**SET EXERCISE**: Look through the listing below and work out how many of its lines hold the word "loft". Give only the number.

%%

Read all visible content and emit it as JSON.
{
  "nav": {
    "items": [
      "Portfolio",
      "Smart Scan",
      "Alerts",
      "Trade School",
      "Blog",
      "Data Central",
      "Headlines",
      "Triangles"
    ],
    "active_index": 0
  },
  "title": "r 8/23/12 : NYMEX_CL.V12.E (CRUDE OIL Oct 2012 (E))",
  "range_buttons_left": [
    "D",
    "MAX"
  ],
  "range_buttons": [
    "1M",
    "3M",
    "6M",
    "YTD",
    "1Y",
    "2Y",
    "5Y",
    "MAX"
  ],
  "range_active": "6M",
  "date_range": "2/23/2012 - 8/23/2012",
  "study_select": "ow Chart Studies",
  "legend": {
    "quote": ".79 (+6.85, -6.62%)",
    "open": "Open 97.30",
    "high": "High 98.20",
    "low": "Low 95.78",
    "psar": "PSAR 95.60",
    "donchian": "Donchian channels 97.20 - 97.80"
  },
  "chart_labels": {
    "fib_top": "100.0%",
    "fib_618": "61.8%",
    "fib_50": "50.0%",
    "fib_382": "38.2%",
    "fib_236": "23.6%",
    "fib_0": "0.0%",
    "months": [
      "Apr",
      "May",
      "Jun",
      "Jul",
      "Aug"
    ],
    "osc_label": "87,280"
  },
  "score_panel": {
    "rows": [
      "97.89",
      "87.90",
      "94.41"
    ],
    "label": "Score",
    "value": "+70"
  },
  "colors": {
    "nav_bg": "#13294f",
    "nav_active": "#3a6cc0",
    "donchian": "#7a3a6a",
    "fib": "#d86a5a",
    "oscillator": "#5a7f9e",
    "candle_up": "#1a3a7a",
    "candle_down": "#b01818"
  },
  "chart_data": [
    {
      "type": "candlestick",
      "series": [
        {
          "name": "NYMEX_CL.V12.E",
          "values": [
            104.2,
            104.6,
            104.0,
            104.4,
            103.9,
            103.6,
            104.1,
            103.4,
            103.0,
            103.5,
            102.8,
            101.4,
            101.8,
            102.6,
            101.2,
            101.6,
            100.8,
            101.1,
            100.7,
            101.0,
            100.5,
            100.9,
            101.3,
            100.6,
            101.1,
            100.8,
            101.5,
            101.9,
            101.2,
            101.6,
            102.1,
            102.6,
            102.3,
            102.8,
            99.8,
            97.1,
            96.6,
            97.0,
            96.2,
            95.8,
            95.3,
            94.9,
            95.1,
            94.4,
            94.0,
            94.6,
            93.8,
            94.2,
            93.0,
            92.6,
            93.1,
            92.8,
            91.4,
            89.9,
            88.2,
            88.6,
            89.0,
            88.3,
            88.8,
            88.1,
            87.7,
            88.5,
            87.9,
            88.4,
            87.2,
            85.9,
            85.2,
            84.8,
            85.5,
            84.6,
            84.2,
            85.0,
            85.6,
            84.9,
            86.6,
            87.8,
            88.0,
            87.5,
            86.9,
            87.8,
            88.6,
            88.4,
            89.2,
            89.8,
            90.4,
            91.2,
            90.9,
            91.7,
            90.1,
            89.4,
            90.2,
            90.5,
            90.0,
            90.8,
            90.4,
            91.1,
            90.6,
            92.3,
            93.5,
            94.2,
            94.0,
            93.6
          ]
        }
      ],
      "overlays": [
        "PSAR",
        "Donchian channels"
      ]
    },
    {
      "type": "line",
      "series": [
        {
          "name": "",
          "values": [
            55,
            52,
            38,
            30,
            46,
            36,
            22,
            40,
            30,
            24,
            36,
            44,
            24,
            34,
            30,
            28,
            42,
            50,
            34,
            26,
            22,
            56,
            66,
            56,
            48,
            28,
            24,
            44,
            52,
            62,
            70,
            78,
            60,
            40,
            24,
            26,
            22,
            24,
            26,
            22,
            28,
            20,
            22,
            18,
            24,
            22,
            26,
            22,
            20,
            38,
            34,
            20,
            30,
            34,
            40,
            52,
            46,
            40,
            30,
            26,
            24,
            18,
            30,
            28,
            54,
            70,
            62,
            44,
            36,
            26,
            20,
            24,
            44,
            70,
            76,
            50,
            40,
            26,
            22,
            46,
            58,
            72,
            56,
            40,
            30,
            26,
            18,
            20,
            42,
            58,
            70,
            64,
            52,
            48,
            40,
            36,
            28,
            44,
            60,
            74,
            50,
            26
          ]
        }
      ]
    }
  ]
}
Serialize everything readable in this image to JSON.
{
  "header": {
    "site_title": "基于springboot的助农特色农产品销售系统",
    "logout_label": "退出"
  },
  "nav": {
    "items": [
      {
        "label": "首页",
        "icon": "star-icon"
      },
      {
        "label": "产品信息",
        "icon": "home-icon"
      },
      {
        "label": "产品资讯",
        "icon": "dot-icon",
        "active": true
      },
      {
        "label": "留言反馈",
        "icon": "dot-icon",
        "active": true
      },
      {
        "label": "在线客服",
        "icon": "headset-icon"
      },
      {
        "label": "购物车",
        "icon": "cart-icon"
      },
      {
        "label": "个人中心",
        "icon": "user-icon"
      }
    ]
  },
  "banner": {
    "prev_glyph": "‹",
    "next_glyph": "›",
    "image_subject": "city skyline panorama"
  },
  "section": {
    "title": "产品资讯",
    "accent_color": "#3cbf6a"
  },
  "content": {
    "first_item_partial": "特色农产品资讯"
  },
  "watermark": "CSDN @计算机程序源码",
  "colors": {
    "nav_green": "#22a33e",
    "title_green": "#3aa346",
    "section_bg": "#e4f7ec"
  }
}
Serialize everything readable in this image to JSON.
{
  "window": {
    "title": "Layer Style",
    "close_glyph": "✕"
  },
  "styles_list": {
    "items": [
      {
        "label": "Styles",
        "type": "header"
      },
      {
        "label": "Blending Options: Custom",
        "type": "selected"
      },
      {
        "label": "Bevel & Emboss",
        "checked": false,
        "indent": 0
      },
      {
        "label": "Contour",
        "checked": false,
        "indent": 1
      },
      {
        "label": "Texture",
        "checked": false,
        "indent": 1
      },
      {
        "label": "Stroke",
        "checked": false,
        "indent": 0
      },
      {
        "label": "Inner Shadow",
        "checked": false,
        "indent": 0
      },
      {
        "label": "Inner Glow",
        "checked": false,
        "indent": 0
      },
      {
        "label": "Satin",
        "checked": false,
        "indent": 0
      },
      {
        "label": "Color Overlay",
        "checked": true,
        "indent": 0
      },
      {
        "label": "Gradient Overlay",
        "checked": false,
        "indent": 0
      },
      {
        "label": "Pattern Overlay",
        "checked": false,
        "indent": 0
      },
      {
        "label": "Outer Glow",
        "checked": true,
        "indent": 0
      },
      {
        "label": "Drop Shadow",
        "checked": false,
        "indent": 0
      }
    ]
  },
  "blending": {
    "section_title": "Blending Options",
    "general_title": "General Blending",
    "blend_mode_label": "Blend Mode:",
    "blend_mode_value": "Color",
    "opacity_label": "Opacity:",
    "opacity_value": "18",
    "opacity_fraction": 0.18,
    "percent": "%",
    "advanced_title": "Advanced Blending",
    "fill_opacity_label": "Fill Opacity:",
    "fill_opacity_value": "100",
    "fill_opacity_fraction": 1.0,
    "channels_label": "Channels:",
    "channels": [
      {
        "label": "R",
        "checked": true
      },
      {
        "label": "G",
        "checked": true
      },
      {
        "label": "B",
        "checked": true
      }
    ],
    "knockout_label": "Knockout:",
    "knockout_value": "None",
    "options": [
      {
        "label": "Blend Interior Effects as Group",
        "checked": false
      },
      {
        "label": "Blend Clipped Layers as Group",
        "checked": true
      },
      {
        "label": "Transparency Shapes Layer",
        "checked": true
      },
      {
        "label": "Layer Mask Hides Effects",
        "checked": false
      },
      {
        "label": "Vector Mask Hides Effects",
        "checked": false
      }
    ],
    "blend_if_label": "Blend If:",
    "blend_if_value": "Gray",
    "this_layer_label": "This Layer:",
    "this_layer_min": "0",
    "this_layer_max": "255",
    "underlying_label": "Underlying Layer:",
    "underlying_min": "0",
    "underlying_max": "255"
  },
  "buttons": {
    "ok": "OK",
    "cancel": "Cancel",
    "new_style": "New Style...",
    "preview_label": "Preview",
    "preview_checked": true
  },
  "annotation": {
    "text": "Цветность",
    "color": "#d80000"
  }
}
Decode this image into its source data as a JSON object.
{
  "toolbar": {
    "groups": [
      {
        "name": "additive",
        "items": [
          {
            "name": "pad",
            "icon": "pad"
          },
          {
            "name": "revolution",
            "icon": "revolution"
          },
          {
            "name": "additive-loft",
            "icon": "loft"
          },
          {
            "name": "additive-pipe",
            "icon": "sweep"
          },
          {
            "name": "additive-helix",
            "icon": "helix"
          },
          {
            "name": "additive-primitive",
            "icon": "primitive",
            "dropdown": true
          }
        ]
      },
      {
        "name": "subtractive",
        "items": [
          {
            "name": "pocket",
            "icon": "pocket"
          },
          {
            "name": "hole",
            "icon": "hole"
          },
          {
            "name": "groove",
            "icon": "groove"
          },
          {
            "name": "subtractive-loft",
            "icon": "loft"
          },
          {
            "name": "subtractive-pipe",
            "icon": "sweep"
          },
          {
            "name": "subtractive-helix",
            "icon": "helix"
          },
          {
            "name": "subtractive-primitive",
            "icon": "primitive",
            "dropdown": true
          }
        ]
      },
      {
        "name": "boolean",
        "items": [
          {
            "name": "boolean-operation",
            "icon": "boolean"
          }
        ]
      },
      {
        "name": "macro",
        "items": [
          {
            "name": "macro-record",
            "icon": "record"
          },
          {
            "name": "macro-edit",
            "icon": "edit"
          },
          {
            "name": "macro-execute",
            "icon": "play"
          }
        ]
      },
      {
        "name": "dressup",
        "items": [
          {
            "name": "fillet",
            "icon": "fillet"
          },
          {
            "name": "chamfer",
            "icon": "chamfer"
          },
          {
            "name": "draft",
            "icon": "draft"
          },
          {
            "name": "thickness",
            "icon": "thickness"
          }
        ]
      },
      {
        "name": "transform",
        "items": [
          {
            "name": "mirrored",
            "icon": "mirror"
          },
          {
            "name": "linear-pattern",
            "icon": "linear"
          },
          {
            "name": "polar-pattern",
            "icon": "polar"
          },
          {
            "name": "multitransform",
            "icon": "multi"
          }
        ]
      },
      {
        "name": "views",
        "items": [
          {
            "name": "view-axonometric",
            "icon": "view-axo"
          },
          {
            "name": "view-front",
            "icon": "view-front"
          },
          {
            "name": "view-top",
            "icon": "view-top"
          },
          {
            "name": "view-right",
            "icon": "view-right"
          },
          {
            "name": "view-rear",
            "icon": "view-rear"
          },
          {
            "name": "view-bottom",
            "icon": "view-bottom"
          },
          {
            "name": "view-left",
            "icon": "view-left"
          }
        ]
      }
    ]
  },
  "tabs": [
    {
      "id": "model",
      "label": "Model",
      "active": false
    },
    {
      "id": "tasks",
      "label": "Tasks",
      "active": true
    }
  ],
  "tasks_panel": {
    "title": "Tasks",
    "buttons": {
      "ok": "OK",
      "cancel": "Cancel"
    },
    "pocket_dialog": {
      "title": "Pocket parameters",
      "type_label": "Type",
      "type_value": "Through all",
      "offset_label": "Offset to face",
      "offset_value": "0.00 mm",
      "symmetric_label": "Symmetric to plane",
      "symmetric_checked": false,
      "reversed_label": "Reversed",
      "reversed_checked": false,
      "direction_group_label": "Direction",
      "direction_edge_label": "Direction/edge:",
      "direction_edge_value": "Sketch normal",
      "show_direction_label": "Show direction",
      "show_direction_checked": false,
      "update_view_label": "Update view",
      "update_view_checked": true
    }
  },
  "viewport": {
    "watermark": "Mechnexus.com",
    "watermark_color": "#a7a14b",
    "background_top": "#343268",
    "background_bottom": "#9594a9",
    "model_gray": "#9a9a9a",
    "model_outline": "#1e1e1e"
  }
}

%%

**EXERCISE SOLUTION**: 4